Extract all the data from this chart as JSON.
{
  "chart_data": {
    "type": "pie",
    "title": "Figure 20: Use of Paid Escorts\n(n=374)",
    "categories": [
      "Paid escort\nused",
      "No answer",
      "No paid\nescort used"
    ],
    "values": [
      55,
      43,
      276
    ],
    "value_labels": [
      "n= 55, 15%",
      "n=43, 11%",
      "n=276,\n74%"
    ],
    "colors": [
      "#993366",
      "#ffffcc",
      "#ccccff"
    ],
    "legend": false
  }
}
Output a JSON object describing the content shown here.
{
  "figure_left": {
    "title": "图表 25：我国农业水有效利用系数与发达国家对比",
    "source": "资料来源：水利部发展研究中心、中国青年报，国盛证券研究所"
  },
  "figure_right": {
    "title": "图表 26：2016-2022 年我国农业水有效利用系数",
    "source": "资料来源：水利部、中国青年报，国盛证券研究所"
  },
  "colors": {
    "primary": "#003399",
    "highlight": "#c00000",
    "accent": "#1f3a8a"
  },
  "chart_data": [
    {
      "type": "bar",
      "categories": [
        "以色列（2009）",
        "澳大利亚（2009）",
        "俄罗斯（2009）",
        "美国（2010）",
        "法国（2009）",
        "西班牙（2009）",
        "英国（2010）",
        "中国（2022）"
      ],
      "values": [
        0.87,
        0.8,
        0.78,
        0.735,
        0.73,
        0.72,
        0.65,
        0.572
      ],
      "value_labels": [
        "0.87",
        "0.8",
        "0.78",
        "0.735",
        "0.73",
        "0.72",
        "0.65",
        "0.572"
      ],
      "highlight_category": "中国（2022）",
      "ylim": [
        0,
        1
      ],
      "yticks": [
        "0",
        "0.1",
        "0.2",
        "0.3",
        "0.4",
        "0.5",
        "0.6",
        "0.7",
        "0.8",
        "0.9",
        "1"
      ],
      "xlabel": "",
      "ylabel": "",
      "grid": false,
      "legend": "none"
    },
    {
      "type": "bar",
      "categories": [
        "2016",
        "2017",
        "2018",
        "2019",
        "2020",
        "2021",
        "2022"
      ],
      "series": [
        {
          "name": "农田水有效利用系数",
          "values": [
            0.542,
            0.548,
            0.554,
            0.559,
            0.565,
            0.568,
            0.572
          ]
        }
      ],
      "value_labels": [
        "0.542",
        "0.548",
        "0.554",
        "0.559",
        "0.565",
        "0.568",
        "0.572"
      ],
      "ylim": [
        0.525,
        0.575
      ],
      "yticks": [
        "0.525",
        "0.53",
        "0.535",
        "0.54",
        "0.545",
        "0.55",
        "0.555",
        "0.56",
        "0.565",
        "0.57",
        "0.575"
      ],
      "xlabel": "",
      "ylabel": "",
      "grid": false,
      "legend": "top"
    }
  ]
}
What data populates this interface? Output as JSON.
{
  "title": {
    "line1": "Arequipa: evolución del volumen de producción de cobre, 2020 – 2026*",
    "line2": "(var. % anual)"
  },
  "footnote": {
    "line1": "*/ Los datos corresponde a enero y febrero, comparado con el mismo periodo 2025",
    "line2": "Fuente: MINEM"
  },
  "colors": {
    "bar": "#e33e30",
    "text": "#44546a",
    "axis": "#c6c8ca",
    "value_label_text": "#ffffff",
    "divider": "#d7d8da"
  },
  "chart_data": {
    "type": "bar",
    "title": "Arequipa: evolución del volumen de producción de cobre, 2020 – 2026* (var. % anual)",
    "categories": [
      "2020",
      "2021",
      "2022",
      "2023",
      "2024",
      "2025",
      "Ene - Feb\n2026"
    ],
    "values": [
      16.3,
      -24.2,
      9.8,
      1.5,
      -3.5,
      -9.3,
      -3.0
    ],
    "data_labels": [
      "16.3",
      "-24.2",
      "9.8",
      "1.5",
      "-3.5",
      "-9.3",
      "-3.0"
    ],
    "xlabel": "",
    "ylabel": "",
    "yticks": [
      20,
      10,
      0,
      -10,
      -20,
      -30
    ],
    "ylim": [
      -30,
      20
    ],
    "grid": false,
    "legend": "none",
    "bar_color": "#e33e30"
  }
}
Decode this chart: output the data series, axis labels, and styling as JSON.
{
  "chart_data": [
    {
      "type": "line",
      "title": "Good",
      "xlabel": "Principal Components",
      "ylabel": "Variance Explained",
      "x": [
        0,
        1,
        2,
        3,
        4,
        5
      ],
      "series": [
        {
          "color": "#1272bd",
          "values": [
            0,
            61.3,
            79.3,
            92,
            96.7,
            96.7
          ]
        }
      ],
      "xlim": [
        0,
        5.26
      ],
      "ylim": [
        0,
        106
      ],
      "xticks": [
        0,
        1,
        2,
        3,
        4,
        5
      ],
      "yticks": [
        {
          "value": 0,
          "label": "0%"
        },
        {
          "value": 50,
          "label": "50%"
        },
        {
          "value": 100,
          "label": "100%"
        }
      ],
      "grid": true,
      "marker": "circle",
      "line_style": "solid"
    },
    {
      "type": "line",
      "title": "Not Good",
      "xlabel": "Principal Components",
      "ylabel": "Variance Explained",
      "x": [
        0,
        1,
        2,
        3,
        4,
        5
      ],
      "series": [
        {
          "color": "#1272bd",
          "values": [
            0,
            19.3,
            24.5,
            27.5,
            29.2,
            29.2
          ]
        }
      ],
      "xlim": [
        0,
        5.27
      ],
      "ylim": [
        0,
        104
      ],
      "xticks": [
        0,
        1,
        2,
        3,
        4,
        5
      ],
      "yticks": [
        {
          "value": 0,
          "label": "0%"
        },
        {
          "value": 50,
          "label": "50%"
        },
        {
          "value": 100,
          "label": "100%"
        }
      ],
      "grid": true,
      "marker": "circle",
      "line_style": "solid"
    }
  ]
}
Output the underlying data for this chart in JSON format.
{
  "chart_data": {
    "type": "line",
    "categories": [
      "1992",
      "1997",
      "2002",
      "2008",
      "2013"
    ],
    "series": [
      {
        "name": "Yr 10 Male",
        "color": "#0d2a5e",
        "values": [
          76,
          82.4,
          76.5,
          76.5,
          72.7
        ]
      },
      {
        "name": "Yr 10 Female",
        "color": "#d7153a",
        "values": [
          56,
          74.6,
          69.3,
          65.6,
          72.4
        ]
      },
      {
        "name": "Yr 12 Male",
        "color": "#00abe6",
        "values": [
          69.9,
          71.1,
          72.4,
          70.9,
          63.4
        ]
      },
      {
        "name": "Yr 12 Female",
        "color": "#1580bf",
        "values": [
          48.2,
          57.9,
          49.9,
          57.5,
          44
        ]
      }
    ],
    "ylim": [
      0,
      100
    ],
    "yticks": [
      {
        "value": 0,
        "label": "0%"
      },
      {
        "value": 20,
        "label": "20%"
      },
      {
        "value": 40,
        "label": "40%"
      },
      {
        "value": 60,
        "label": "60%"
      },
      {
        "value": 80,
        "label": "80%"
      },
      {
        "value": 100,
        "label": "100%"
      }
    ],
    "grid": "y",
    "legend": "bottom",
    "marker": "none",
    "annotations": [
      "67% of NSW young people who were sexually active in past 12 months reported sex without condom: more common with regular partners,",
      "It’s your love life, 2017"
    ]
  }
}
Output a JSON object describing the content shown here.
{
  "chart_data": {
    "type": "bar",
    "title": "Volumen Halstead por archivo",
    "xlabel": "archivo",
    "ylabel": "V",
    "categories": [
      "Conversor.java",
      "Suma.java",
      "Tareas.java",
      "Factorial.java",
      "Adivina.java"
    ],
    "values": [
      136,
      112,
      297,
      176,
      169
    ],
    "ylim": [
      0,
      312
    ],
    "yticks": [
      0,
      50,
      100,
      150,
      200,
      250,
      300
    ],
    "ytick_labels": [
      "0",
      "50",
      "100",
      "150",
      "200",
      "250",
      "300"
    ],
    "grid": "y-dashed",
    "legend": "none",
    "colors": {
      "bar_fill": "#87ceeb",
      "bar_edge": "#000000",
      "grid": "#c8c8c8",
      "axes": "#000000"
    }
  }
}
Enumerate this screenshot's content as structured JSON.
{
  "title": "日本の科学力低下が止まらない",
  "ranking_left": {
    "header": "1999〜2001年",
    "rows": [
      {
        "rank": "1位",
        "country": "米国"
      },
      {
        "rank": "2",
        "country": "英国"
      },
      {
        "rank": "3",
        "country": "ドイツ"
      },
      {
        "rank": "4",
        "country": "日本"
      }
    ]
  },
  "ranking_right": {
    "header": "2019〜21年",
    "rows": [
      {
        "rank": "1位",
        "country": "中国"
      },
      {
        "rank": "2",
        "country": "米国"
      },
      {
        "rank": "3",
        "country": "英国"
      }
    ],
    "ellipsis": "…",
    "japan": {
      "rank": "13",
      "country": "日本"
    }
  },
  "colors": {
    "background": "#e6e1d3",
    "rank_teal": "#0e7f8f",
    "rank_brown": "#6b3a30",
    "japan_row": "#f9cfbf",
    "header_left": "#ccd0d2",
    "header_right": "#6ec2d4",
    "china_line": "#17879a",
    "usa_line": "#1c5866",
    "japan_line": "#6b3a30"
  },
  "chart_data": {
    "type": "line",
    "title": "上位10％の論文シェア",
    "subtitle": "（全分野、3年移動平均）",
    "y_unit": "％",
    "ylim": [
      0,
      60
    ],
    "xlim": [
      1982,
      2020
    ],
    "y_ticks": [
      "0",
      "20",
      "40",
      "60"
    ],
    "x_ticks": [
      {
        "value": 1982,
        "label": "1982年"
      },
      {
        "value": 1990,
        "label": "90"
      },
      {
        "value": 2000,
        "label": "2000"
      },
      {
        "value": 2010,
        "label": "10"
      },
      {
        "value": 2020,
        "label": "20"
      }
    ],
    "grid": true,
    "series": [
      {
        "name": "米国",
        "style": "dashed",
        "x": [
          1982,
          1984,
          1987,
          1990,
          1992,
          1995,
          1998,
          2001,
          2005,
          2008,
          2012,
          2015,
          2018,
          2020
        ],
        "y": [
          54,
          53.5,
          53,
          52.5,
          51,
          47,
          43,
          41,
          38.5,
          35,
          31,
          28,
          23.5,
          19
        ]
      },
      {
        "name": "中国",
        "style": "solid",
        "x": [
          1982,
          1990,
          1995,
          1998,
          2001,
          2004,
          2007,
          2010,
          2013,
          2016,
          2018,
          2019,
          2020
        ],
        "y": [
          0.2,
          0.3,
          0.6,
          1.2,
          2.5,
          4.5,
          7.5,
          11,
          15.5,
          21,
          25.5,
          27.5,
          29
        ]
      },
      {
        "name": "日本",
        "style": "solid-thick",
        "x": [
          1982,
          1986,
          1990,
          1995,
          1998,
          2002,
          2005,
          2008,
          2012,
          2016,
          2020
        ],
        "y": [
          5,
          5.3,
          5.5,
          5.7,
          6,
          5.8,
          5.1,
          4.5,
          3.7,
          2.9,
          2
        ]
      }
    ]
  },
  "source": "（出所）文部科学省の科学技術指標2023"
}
-*-*-
The problem:
Filter the entries down to the lines with the word "source" in them.

Correct response:
    "source": "资料来源：水利部发展研究中心、中国青年报，国盛证券研究所"
    "source": "资料来源：水利部、中国青年报，国盛证券研究所"
  "source": "（出所）文部科学省の科学技術指標2023"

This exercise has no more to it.